- ENTRIES SHOWN -
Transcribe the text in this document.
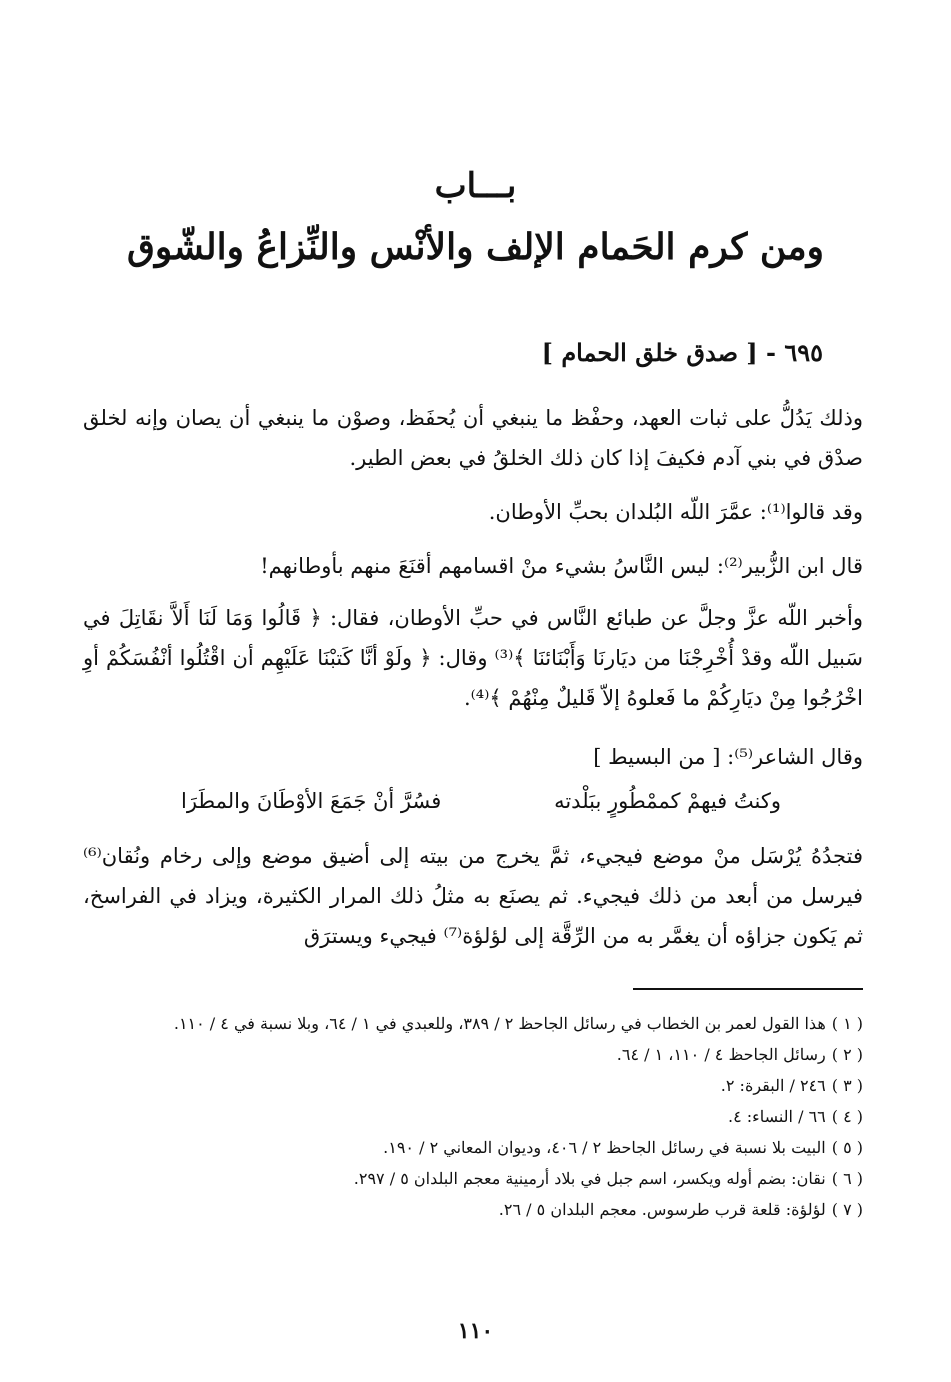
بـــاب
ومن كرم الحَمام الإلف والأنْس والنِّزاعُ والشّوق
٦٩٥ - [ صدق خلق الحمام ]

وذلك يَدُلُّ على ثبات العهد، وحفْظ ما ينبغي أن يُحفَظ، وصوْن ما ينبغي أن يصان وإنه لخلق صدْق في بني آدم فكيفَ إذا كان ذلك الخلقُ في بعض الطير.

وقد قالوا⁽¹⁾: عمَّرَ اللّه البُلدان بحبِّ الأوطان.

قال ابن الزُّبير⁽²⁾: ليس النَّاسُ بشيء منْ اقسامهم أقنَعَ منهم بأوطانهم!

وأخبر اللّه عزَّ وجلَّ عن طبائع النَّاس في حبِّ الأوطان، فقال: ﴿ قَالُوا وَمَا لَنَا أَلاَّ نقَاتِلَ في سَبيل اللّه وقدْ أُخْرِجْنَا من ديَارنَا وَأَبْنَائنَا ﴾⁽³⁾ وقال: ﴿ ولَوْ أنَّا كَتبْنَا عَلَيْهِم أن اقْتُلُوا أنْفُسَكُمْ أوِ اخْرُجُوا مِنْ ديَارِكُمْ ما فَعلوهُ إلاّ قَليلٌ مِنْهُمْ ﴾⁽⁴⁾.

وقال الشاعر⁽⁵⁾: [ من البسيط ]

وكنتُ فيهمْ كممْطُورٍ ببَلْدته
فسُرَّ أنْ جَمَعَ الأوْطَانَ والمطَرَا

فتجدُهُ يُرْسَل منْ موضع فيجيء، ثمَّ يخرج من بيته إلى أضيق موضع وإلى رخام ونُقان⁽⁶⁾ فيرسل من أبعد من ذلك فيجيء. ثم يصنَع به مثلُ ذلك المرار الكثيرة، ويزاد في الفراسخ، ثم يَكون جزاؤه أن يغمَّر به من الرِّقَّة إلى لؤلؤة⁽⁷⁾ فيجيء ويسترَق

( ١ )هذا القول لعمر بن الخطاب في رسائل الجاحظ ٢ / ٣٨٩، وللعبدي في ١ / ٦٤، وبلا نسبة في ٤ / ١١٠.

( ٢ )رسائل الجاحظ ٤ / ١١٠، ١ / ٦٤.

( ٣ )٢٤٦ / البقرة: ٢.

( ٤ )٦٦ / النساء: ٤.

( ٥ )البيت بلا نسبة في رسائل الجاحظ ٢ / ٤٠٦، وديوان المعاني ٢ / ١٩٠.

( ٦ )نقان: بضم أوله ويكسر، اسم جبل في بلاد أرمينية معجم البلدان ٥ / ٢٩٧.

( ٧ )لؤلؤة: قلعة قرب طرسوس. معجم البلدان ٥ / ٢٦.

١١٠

---

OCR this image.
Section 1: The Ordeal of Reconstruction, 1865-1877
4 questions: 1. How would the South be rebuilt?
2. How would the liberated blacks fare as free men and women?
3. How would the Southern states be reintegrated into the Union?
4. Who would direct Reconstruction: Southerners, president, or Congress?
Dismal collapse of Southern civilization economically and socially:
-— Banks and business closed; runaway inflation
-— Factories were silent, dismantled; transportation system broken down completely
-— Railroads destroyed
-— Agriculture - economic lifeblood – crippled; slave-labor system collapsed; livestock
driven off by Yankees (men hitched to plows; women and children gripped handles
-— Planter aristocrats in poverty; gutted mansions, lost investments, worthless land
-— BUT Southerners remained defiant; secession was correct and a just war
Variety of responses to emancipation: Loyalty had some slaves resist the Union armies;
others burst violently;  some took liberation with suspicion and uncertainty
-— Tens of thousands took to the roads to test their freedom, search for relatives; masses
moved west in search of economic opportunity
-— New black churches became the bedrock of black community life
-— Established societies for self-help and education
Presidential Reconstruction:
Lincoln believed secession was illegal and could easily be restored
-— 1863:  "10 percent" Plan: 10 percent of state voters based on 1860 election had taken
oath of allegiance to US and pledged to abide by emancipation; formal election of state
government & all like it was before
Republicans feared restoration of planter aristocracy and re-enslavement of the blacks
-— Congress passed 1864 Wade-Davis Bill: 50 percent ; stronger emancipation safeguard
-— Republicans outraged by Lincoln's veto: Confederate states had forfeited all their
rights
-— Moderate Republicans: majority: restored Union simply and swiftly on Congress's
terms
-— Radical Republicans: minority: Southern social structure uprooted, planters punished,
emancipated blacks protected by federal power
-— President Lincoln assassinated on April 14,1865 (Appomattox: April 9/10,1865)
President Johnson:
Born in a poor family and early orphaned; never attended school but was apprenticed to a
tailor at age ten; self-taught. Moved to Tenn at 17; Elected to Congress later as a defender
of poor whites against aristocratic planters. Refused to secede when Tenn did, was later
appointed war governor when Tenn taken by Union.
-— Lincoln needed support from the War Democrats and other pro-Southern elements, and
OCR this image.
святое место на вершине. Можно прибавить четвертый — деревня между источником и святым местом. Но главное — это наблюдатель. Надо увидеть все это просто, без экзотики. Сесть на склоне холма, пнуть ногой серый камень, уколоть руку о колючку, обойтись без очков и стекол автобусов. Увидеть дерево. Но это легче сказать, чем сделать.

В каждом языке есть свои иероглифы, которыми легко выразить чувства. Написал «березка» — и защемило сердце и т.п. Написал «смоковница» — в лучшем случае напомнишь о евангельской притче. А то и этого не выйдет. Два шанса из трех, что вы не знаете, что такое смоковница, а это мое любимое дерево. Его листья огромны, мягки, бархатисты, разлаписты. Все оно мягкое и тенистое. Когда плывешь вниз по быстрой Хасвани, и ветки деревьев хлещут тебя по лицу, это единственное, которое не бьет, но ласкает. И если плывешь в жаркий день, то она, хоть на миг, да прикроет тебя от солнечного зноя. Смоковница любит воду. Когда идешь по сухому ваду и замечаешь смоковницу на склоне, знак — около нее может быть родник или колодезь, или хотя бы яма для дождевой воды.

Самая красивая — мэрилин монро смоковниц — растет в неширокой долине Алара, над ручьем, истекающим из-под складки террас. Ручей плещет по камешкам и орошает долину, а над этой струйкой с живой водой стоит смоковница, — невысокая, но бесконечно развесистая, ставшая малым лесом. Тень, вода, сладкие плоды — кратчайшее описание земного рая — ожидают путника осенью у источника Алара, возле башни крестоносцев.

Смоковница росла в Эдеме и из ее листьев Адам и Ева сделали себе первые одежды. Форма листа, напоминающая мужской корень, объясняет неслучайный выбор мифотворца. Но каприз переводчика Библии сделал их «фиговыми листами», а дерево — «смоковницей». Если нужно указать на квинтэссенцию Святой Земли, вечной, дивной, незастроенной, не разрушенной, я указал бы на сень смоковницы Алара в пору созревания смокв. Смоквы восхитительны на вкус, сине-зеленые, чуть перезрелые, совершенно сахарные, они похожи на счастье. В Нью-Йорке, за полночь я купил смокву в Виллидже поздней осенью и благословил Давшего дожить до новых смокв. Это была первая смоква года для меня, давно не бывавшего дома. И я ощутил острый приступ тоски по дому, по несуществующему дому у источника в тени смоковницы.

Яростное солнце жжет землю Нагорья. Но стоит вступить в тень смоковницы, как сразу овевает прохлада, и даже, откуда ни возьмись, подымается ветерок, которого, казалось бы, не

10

- PROBLEM TO WORK ON -
Show each line of the data that contains the string "would".

- SOLUTION FOR THIS TASK -
4 questions: 1. How would the South be rebuilt?
2. How would the liberated blacks fare as free men and women?
3. How would the Southern states be reintegrated into the Union?
4. Who would direct Reconstruction: Southerners, president, or Congress?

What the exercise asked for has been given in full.